• [The records]

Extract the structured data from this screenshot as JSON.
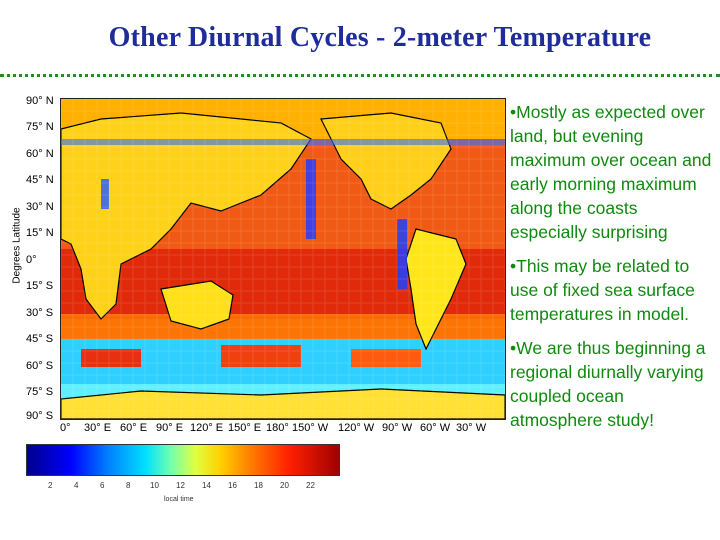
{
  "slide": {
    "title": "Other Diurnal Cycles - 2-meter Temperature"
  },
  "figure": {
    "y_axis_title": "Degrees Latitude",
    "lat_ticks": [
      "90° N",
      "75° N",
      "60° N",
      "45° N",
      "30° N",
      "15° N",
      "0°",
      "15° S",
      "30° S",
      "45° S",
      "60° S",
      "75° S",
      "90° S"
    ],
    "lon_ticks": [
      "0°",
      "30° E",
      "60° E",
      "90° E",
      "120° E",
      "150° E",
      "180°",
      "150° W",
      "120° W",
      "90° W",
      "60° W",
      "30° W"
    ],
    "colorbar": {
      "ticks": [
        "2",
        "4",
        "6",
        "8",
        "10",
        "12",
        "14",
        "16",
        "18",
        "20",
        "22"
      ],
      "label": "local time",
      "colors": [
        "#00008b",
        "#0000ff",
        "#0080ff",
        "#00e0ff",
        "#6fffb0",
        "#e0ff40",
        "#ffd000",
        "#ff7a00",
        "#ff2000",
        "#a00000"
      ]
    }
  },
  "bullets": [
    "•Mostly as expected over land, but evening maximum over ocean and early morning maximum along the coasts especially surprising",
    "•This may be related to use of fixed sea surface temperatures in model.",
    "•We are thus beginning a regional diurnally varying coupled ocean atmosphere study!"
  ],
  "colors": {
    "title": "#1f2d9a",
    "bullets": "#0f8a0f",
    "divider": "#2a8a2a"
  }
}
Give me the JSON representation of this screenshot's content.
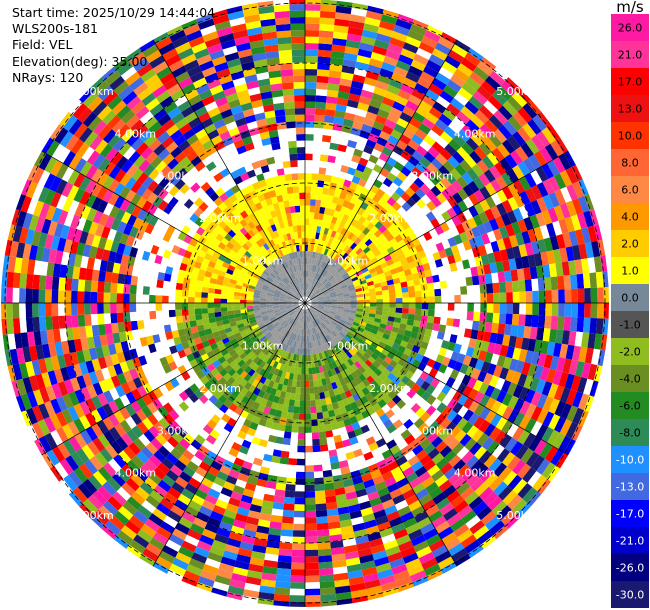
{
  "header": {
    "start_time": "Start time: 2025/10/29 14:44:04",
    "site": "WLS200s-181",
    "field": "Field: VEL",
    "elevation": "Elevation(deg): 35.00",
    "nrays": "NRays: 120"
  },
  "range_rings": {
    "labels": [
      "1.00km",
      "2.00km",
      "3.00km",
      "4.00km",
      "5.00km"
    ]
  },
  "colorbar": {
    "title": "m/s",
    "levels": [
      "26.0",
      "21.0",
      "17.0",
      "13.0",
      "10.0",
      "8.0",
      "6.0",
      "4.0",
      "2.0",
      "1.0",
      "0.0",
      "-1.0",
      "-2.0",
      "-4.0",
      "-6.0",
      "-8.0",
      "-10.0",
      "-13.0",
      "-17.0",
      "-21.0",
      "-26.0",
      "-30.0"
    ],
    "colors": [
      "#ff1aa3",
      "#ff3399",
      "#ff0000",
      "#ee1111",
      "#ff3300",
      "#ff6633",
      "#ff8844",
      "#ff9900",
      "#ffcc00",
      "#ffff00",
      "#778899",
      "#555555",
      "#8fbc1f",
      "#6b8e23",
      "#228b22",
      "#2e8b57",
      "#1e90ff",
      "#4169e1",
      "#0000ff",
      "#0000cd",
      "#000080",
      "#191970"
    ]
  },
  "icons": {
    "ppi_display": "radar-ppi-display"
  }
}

--

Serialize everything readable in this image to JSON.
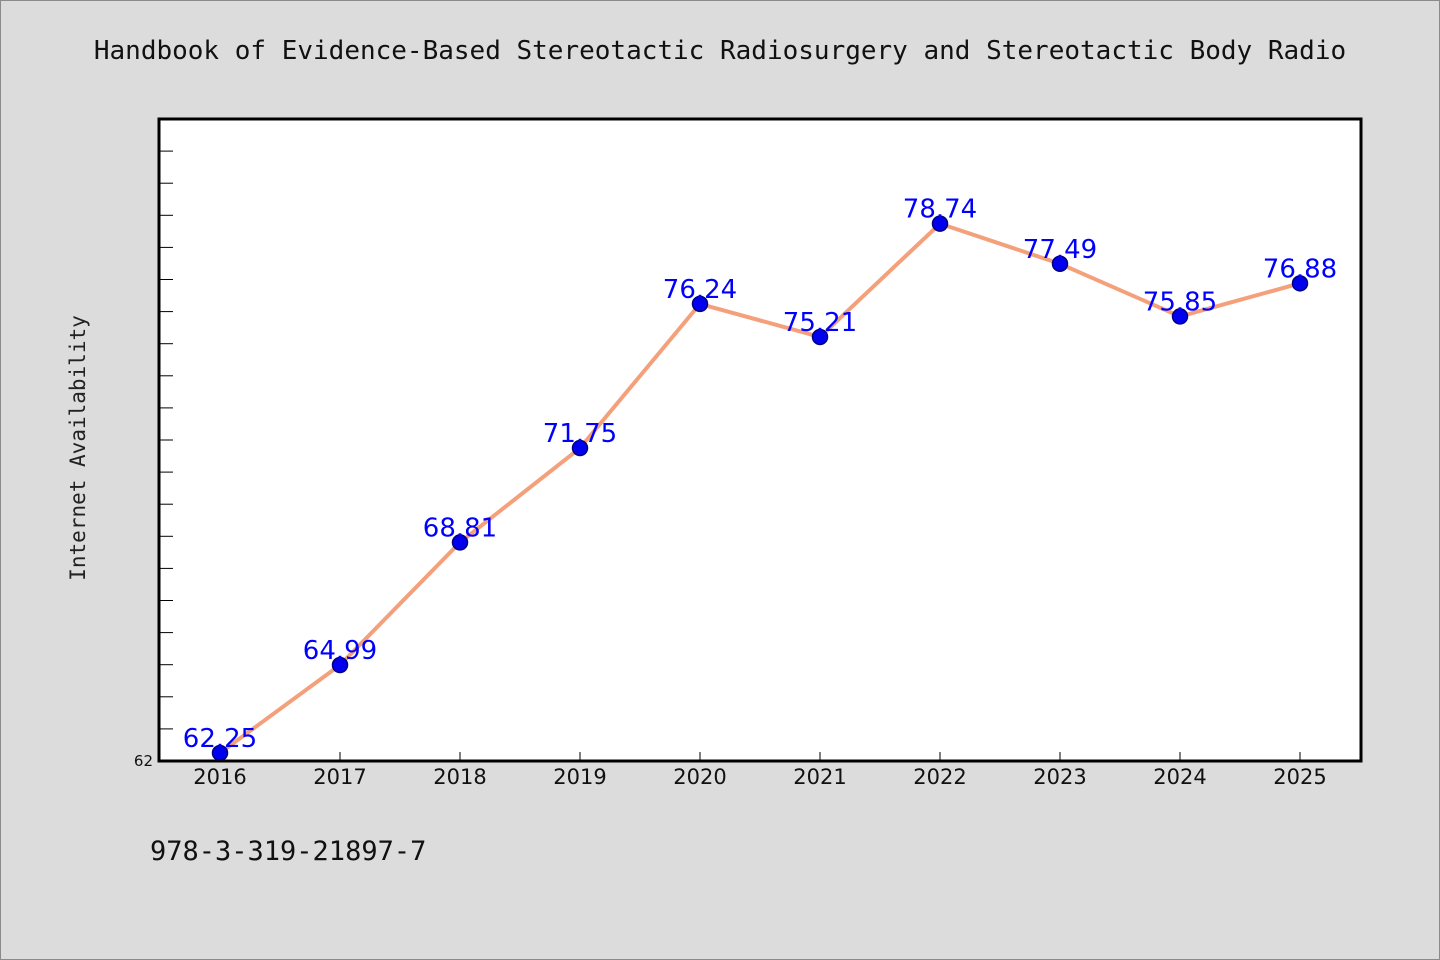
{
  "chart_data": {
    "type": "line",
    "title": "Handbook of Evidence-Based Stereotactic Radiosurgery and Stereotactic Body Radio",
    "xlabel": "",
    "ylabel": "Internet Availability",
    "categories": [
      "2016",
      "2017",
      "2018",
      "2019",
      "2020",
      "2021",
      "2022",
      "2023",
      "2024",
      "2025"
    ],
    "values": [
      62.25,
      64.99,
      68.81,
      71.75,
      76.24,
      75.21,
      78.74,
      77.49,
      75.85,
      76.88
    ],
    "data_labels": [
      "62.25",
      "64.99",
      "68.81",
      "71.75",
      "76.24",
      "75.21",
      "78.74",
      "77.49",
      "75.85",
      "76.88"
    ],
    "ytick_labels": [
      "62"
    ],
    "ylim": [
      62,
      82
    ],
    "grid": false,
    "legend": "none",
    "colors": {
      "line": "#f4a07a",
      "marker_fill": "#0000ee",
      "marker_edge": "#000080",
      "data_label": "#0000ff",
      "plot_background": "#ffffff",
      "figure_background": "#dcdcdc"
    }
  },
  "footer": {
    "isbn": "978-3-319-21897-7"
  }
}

• [Given instruction] Copy every line in the entries above that has the string "JSON" in it.

• [Task answer]
Extract the structured data from this screenshot as JSON.
Give me the JSON representation of this screenshot's content.
Serialize everything readable in this image to JSON.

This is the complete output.